## WHAT IS ASKED
The exercise asks you to copy every line below in which "kerosene" appears.

## LISTED RECORDS

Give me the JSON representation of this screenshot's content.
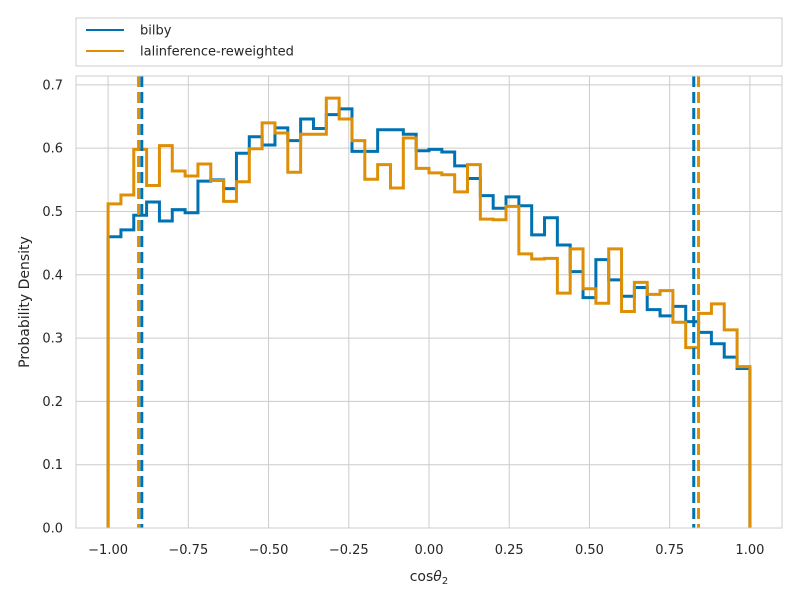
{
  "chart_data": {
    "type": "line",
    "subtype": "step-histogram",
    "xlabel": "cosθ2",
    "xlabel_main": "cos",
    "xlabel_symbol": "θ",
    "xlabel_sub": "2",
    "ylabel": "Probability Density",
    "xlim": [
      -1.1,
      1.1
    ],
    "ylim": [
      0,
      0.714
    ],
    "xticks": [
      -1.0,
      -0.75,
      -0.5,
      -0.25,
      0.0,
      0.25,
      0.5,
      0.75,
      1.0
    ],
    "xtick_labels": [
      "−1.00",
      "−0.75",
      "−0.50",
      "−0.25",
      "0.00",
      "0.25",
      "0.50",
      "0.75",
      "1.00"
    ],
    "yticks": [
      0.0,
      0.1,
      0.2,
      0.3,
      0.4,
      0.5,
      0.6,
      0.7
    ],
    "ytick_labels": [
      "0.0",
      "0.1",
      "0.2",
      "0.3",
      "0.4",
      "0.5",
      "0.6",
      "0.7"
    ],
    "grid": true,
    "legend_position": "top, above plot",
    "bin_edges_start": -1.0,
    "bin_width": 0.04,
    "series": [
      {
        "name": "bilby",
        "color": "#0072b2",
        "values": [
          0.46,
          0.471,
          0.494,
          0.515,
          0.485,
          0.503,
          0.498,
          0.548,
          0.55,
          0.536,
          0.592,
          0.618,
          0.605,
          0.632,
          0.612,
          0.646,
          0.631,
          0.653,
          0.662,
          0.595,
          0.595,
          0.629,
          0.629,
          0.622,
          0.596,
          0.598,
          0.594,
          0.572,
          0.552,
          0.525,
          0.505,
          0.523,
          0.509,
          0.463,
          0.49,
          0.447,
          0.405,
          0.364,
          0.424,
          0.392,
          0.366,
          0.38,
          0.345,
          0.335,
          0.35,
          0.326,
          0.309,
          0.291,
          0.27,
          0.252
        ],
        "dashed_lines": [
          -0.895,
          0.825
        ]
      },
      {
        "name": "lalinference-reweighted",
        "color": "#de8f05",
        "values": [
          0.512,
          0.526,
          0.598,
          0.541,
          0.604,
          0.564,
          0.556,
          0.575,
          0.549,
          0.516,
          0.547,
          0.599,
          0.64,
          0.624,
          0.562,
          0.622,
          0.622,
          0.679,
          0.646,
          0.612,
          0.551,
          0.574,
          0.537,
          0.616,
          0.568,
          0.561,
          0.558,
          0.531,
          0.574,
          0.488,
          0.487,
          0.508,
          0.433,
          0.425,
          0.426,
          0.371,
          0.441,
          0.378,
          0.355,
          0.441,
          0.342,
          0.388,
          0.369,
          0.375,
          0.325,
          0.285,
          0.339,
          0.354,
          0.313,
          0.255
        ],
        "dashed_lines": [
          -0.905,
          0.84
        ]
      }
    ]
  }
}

* * *

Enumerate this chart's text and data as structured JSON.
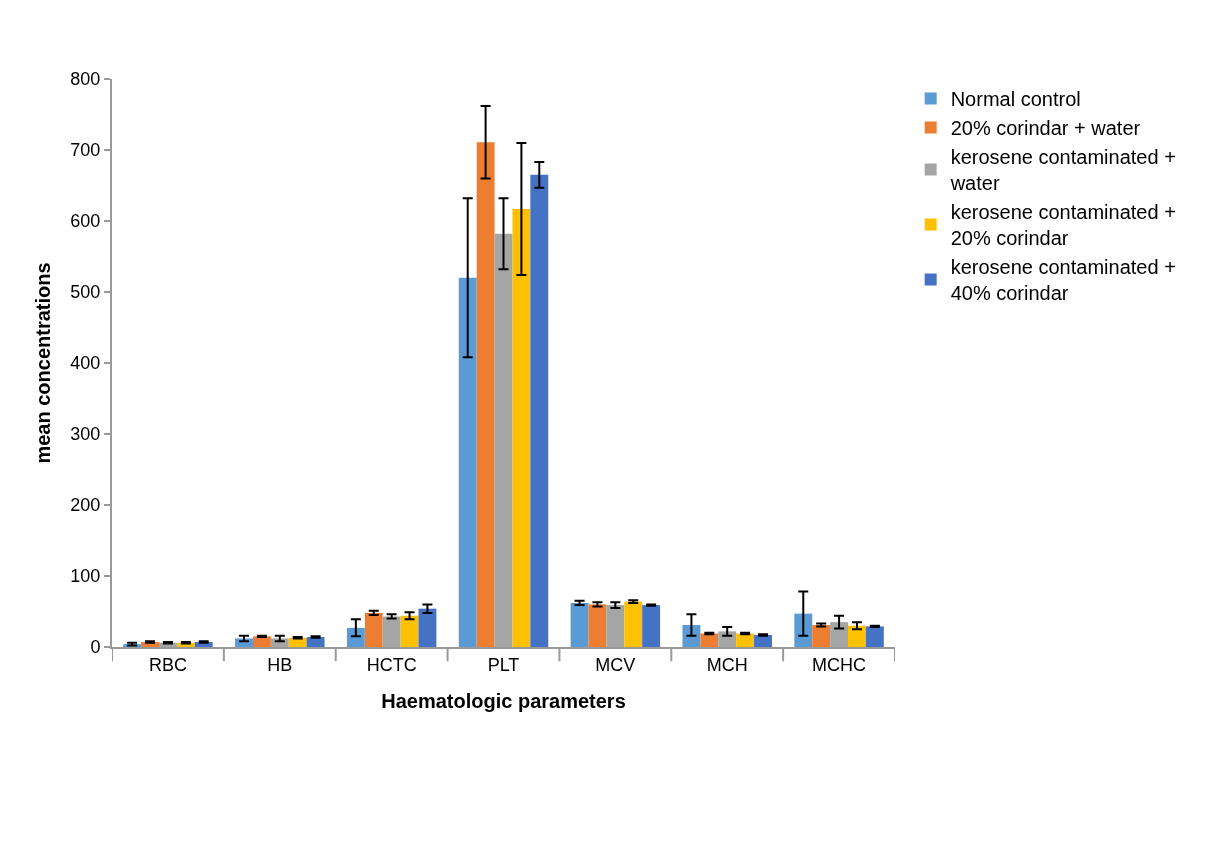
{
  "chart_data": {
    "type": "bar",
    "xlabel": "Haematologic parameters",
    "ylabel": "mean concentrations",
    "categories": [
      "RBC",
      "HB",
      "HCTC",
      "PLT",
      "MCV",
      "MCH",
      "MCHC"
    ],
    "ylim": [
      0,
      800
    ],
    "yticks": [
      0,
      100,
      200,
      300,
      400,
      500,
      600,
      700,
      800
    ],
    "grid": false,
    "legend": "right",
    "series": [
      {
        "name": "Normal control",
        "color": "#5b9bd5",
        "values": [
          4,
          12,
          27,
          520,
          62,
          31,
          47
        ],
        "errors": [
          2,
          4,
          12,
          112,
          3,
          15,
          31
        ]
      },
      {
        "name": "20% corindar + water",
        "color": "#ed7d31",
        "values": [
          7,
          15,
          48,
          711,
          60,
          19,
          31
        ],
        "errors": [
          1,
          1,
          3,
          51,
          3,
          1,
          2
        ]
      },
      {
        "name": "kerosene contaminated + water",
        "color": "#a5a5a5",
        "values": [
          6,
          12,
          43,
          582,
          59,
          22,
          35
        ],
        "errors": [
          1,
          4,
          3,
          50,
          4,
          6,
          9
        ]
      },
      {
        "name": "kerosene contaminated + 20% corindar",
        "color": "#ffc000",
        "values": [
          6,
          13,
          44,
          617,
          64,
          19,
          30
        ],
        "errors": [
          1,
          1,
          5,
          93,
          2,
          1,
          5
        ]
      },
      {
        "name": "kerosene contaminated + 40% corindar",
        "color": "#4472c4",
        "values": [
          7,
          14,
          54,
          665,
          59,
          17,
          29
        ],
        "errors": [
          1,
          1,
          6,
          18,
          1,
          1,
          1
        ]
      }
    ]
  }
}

## OUTPUT BELOW
        "name": "kerosene contaminated + water",
        "name": "kerosene contaminated + 20% corindar",
        "name": "kerosene contaminated + 40% corindar",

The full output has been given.